▸ **Work to be completed**
Repeat the whole of the data, keeping every detail the same.

#### Input ####

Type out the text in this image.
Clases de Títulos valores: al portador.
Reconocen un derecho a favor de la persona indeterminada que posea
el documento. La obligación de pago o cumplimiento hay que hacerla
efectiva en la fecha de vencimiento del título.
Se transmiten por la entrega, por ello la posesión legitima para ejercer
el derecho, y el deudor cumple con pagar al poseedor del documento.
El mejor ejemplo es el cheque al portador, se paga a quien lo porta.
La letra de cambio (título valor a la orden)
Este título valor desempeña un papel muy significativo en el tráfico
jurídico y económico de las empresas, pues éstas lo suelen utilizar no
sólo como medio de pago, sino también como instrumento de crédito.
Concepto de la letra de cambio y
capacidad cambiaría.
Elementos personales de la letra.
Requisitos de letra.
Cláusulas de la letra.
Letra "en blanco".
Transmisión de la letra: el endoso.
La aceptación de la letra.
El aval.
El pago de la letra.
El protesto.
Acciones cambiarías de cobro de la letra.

####

▸ **Expected output**
Type out the text in this image.
Clases de Títulos valores: al portador.
Reconocen un derecho a favor de la persona indeterminada que posea
el documento. La obligación de pago o cumplimiento hay que hacerla
efectiva en la fecha de vencimiento del título.
Se transmiten por la entrega, por ello la posesión legitima para ejercer
el derecho, y el deudor cumple con pagar al poseedor del documento.
El mejor ejemplo es el cheque al portador, se paga a quien lo porta.
La letra de cambio (título valor a la orden)
Este título valor desempeña un papel muy significativo en el tráfico
jurídico y económico de las empresas, pues éstas lo suelen utilizar no
sólo como medio de pago, sino también como instrumento de crédito.
Concepto de la letra de cambio y
capacidad cambiaría.
Elementos personales de la letra.
Requisitos de letra.
Cláusulas de la letra.
Letra "en blanco".
Transmisión de la letra: el endoso.
La aceptación de la letra.
El aval.
El pago de la letra.
El protesto.
Acciones cambiarías de cobro de la letra.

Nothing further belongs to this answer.